--- RECORD SET ---

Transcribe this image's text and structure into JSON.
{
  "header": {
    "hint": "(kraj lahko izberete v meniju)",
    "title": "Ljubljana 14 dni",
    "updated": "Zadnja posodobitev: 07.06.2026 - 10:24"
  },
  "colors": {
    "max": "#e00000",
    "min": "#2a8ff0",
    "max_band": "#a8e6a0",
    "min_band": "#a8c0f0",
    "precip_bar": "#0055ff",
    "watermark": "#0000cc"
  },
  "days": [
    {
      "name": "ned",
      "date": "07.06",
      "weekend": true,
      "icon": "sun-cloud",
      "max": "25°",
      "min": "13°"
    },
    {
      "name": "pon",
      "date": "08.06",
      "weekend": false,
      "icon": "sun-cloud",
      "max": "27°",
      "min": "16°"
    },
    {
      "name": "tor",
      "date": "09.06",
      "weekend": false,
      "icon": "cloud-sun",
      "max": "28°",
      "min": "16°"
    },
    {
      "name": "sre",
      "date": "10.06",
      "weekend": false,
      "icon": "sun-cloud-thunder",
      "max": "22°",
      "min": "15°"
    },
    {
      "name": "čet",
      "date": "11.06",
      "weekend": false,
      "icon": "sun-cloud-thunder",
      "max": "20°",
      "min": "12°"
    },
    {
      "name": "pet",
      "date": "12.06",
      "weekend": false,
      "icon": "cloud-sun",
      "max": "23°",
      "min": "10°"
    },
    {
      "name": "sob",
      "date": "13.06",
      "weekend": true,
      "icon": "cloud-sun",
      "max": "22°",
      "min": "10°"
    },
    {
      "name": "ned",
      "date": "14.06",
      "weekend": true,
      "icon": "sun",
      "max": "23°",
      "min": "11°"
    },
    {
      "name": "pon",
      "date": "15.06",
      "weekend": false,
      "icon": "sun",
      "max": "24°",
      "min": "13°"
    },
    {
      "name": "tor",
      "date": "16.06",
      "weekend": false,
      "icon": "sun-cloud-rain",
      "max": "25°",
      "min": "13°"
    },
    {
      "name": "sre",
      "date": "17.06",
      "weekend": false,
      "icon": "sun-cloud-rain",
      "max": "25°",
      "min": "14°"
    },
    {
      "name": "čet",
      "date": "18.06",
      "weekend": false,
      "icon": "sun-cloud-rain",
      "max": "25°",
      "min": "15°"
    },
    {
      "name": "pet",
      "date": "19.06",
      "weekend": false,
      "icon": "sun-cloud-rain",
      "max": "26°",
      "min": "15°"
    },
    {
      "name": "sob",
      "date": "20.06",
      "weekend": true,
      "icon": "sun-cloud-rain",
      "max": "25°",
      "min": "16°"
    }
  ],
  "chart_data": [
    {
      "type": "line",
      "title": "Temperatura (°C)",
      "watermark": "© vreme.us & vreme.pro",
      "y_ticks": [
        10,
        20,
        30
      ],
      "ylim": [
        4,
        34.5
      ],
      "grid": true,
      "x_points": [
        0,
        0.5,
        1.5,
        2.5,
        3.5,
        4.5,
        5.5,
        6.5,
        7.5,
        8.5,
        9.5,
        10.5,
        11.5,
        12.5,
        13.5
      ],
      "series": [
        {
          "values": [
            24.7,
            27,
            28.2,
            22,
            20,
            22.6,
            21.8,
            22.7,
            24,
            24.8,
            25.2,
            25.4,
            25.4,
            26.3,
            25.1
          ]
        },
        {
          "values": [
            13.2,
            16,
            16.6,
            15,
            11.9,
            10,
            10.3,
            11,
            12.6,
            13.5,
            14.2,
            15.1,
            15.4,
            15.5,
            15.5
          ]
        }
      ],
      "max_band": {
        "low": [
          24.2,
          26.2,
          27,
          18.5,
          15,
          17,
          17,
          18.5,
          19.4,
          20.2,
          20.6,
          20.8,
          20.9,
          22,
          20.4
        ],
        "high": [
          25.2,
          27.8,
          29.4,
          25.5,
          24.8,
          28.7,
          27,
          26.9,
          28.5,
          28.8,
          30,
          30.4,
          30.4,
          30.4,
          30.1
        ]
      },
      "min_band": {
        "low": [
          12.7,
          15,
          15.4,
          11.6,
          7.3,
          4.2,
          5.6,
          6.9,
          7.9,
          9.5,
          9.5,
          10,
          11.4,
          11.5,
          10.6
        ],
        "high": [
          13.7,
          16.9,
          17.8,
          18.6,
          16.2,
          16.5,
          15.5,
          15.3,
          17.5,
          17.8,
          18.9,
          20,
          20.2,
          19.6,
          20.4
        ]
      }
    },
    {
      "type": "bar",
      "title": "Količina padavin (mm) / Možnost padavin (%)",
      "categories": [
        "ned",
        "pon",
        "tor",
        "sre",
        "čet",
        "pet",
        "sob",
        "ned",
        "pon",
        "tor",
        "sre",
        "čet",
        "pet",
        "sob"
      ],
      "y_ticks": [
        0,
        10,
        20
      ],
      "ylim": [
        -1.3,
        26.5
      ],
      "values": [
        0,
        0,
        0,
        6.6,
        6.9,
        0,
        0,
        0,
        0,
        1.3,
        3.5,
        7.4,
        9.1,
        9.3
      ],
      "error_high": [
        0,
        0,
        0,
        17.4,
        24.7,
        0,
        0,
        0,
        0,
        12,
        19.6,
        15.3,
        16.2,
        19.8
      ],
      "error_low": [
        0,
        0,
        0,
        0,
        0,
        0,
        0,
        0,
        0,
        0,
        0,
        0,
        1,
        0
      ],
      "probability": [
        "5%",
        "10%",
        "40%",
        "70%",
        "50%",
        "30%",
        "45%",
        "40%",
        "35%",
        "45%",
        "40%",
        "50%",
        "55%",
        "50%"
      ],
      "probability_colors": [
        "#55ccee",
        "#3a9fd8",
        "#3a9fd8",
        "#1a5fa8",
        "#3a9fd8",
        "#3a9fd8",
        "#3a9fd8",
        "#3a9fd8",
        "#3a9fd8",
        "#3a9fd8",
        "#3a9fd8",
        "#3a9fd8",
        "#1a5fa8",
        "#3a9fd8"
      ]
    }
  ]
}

---

**JOB**
Copy each entry exactly, with nothing added or dropped.

**FINAL ANSWER**
Transcribe this image's text and structure into JSON.
{
  "header": {
    "hint": "(kraj lahko izberete v meniju)",
    "title": "Ljubljana 14 dni",
    "updated": "Zadnja posodobitev: 07.06.2026 - 10:24"
  },
  "colors": {
    "max": "#e00000",
    "min": "#2a8ff0",
    "max_band": "#a8e6a0",
    "min_band": "#a8c0f0",
    "precip_bar": "#0055ff",
    "watermark": "#0000cc"
  },
  "days": [
    {
      "name": "ned",
      "date": "07.06",
      "weekend": true,
      "icon": "sun-cloud",
      "max": "25°",
      "min": "13°"
    },
    {
      "name": "pon",
      "date": "08.06",
      "weekend": false,
      "icon": "sun-cloud",
      "max": "27°",
      "min": "16°"
    },
    {
      "name": "tor",
      "date": "09.06",
      "weekend": false,
      "icon": "cloud-sun",
      "max": "28°",
      "min": "16°"
    },
    {
      "name": "sre",
      "date": "10.06",
      "weekend": false,
      "icon": "sun-cloud-thunder",
      "max": "22°",
      "min": "15°"
    },
    {
      "name": "čet",
      "date": "11.06",
      "weekend": false,
      "icon": "sun-cloud-thunder",
      "max": "20°",
      "min": "12°"
    },
    {
      "name": "pet",
      "date": "12.06",
      "weekend": false,
      "icon": "cloud-sun",
      "max": "23°",
      "min": "10°"
    },
    {
      "name": "sob",
      "date": "13.06",
      "weekend": true,
      "icon": "cloud-sun",
      "max": "22°",
      "min": "10°"
    },
    {
      "name": "ned",
      "date": "14.06",
      "weekend": true,
      "icon": "sun",
      "max": "23°",
      "min": "11°"
    },
    {
      "name": "pon",
      "date": "15.06",
      "weekend": false,
      "icon": "sun",
      "max": "24°",
      "min": "13°"
    },
    {
      "name": "tor",
      "date": "16.06",
      "weekend": false,
      "icon": "sun-cloud-rain",
      "max": "25°",
      "min": "13°"
    },
    {
      "name": "sre",
      "date": "17.06",
      "weekend": false,
      "icon": "sun-cloud-rain",
      "max": "25°",
      "min": "14°"
    },
    {
      "name": "čet",
      "date": "18.06",
      "weekend": false,
      "icon": "sun-cloud-rain",
      "max": "25°",
      "min": "15°"
    },
    {
      "name": "pet",
      "date": "19.06",
      "weekend": false,
      "icon": "sun-cloud-rain",
      "max": "26°",
      "min": "15°"
    },
    {
      "name": "sob",
      "date": "20.06",
      "weekend": true,
      "icon": "sun-cloud-rain",
      "max": "25°",
      "min": "16°"
    }
  ],
  "chart_data": [
    {
      "type": "line",
      "title": "Temperatura (°C)",
      "watermark": "© vreme.us & vreme.pro",
      "y_ticks": [
        10,
        20,
        30
      ],
      "ylim": [
        4,
        34.5
      ],
      "grid": true,
      "x_points": [
        0,
        0.5,
        1.5,
        2.5,
        3.5,
        4.5,
        5.5,
        6.5,
        7.5,
        8.5,
        9.5,
        10.5,
        11.5,
        12.5,
        13.5
      ],
      "series": [
        {
          "values": [
            24.7,
            27,
            28.2,
            22,
            20,
            22.6,
            21.8,
            22.7,
            24,
            24.8,
            25.2,
            25.4,
            25.4,
            26.3,
            25.1
          ]
        },
        {
          "values": [
            13.2,
            16,
            16.6,
            15,
            11.9,
            10,
            10.3,
            11,
            12.6,
            13.5,
            14.2,
            15.1,
            15.4,
            15.5,
            15.5
          ]
        }
      ],
      "max_band": {
        "low": [
          24.2,
          26.2,
          27,
          18.5,
          15,
          17,
          17,
          18.5,
          19.4,
          20.2,
          20.6,
          20.8,
          20.9,
          22,
          20.4
        ],
        "high": [
          25.2,
          27.8,
          29.4,
          25.5,
          24.8,
          28.7,
          27,
          26.9,
          28.5,
          28.8,
          30,
          30.4,
          30.4,
          30.4,
          30.1
        ]
      },
      "min_band": {
        "low": [
          12.7,
          15,
          15.4,
          11.6,
          7.3,
          4.2,
          5.6,
          6.9,
          7.9,
          9.5,
          9.5,
          10,
          11.4,
          11.5,
          10.6
        ],
        "high": [
          13.7,
          16.9,
          17.8,
          18.6,
          16.2,
          16.5,
          15.5,
          15.3,
          17.5,
          17.8,
          18.9,
          20,
          20.2,
          19.6,
          20.4
        ]
      }
    },
    {
      "type": "bar",
      "title": "Količina padavin (mm) / Možnost padavin (%)",
      "categories": [
        "ned",
        "pon",
        "tor",
        "sre",
        "čet",
        "pet",
        "sob",
        "ned",
        "pon",
        "tor",
        "sre",
        "čet",
        "pet",
        "sob"
      ],
      "y_ticks": [
        0,
        10,
        20
      ],
      "ylim": [
        -1.3,
        26.5
      ],
      "values": [
        0,
        0,
        0,
        6.6,
        6.9,
        0,
        0,
        0,
        0,
        1.3,
        3.5,
        7.4,
        9.1,
        9.3
      ],
      "error_high": [
        0,
        0,
        0,
        17.4,
        24.7,
        0,
        0,
        0,
        0,
        12,
        19.6,
        15.3,
        16.2,
        19.8
      ],
      "error_low": [
        0,
        0,
        0,
        0,
        0,
        0,
        0,
        0,
        0,
        0,
        0,
        0,
        1,
        0
      ],
      "probability": [
        "5%",
        "10%",
        "40%",
        "70%",
        "50%",
        "30%",
        "45%",
        "40%",
        "35%",
        "45%",
        "40%",
        "50%",
        "55%",
        "50%"
      ],
      "probability_colors": [
        "#55ccee",
        "#3a9fd8",
        "#3a9fd8",
        "#1a5fa8",
        "#3a9fd8",
        "#3a9fd8",
        "#3a9fd8",
        "#3a9fd8",
        "#3a9fd8",
        "#3a9fd8",
        "#3a9fd8",
        "#3a9fd8",
        "#1a5fa8",
        "#3a9fd8"
      ]
    }
  ]
}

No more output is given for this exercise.